%%

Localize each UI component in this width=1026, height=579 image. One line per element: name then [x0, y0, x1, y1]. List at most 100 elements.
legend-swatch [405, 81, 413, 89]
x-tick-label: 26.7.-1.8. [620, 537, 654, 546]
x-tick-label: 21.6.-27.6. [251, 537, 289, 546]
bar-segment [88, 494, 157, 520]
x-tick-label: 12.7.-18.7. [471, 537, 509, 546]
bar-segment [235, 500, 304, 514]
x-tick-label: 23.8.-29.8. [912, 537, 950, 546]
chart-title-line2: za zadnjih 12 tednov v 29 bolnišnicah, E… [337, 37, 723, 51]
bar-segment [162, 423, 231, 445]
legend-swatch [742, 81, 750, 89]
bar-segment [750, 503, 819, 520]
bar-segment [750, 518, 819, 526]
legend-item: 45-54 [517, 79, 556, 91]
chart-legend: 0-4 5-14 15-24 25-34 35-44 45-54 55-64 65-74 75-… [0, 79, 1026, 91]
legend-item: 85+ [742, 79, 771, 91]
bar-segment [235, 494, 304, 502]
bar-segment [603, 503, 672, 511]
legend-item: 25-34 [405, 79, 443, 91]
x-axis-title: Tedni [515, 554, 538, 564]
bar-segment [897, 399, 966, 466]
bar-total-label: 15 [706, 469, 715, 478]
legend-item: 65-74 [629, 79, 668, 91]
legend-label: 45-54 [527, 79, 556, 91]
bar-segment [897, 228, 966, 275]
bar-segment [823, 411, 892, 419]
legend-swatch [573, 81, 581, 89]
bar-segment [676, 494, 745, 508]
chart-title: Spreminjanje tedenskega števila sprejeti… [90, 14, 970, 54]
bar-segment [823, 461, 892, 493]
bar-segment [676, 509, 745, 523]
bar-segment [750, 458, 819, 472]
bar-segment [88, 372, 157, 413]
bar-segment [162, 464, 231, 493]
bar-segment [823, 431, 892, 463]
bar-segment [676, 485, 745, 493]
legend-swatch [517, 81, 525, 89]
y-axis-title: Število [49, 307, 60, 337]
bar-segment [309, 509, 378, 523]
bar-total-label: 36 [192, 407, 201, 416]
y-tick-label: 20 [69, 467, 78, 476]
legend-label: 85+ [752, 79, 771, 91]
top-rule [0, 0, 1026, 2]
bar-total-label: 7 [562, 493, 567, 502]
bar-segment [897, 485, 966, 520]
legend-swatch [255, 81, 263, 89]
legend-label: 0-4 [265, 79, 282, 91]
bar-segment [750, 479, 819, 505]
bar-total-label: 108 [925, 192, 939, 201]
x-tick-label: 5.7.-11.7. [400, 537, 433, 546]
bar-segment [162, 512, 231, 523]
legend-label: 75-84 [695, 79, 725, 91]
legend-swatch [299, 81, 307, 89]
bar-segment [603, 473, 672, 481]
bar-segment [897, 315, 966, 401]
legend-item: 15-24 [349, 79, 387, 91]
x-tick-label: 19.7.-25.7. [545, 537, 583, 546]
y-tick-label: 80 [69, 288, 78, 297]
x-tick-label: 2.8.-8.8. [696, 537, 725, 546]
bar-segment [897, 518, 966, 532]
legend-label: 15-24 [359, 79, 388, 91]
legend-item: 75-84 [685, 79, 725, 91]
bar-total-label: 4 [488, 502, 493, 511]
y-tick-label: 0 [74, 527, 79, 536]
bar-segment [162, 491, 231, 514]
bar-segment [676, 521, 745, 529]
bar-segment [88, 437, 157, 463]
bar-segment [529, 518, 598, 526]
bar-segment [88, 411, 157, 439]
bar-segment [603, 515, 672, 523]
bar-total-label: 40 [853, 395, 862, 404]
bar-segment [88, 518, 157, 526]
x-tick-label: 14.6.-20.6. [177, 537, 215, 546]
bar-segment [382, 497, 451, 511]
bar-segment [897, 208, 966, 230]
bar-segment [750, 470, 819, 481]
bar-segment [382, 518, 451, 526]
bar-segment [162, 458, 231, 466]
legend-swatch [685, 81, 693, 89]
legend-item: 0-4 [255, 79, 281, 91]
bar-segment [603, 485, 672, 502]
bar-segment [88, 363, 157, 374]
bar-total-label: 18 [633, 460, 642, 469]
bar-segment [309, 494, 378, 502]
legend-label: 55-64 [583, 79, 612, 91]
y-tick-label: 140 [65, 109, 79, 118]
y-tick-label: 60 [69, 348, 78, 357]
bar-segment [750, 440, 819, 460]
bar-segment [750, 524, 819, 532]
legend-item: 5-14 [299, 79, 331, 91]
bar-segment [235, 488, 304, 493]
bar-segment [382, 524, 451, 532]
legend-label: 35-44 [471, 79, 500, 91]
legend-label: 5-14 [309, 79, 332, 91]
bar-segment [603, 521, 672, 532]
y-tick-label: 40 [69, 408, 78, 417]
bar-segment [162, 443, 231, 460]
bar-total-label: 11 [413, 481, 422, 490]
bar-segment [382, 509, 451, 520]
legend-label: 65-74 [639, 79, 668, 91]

%%

Exercise: Please format the data above as a numbered list, starting with its first line and going on through the line containing "x-tick-label: 21.6.-27.6. [251, 537, 289, 546]", with both ends included and blank lines left out.

Answer to this task:
1. Localize each UI component in this width=1026, height=579 image. One line per element: name then [x0, y0, x1, y1]. List at most 100 elements.
2. legend-swatch [405, 81, 413, 89]
3. x-tick-label: 26.7.-1.8. [620, 537, 654, 546]
4. x-tick-label: 21.6.-27.6. [251, 537, 289, 546]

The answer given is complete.